EXERCISE BRIEF
How many of the lines here include "развития"? Answer with a single number.

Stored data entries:
*-*-*

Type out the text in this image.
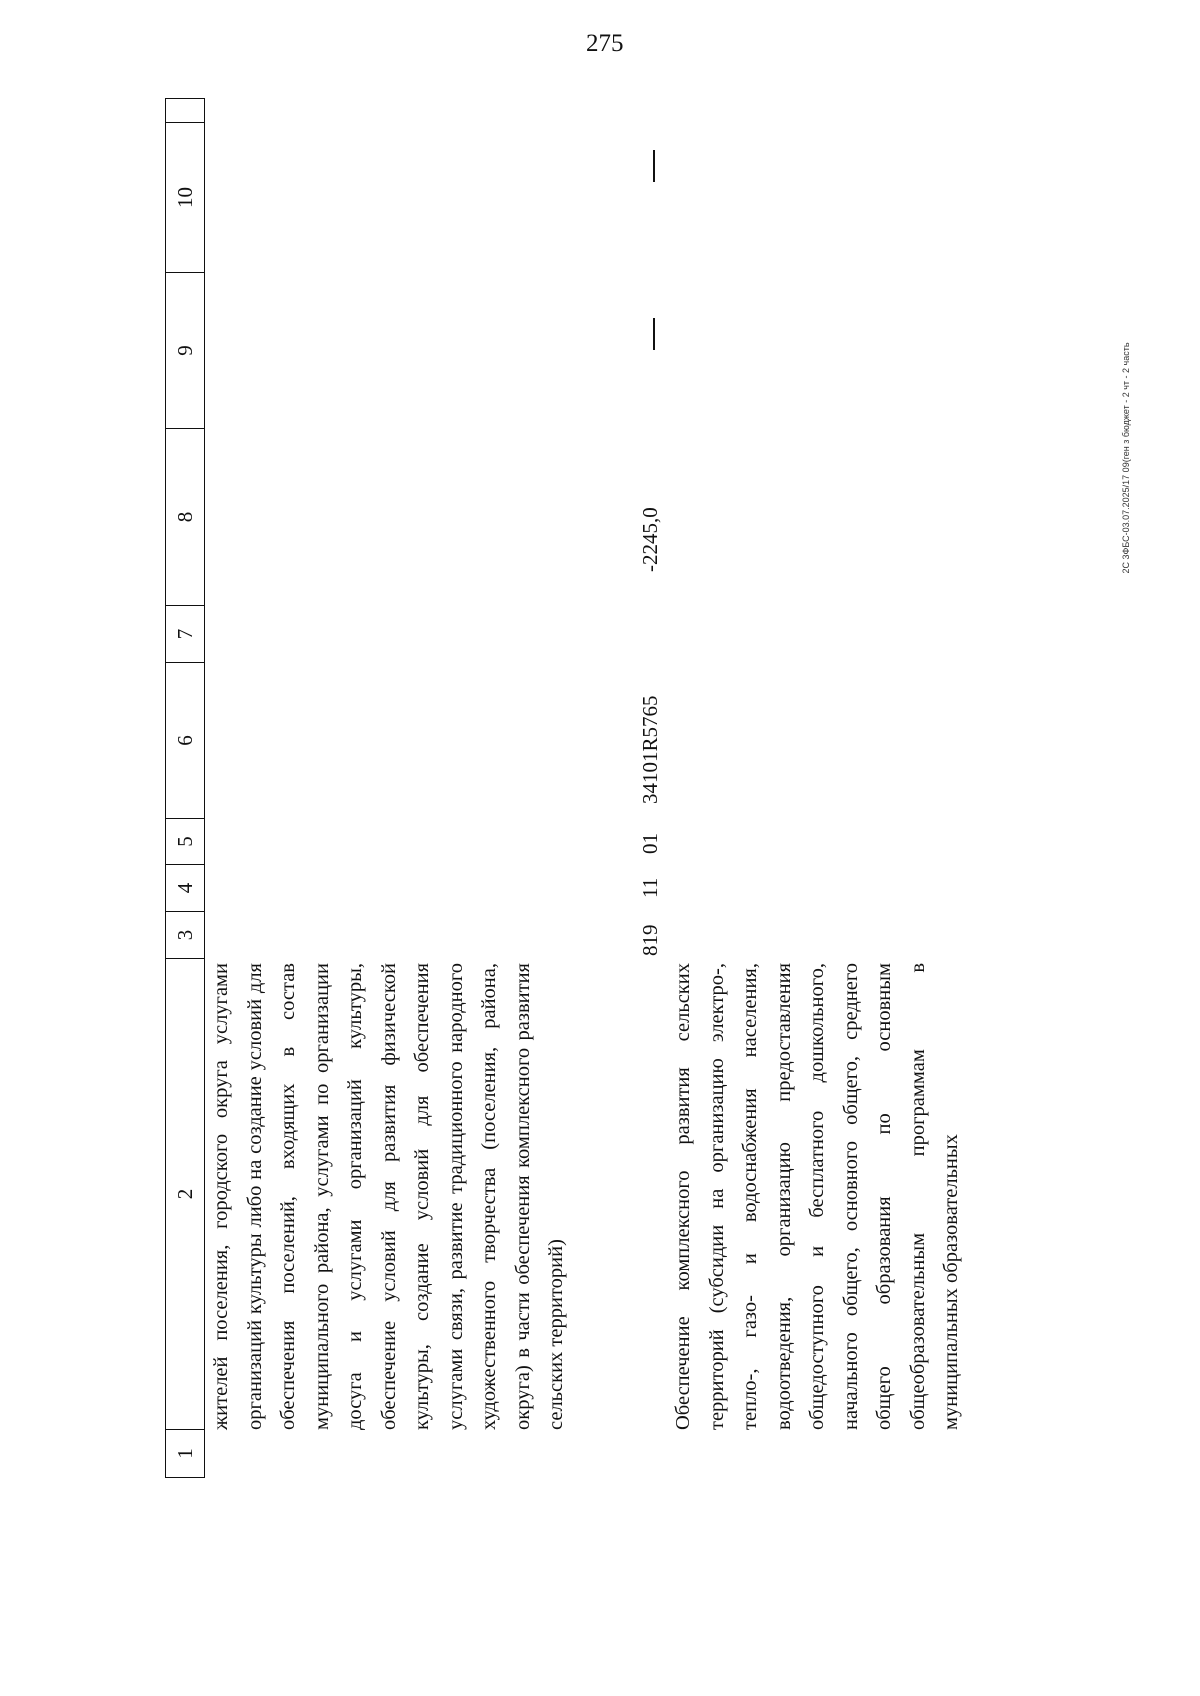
275
2C 3ФБС-03.07.2025/17 09(ген з бюджет - 2 чт - 2 часть
1
2
3
4
5
6
7
8
9
10
жителей поселения, городского округа услугами организаций культуры либо на создание условий для обеспечения поселений, входящих в состав муниципального района, услугами по организации досуга и услугами организаций культуры, обеспечение условий для развития физической культуры, создание условий для обеспечения услугами связи, развитие традиционного народного художественного творчества (поселения, района, округа) в части обеспечения комплексного развития сельских территорий)
819
11
01
34101R5765
-2245,0
Обеспечение комплексного развития сельских территорий (субсидии на организацию электро-, тепло-, газо- и водоснабжения населения, водоотведения, организацию предоставления общедоступного и бесплатного дошкольного, начального общего, основного общего, среднего общего образования по основным общеобразовательным программам в муниципальных образовательных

*-*-*

ANSWER
2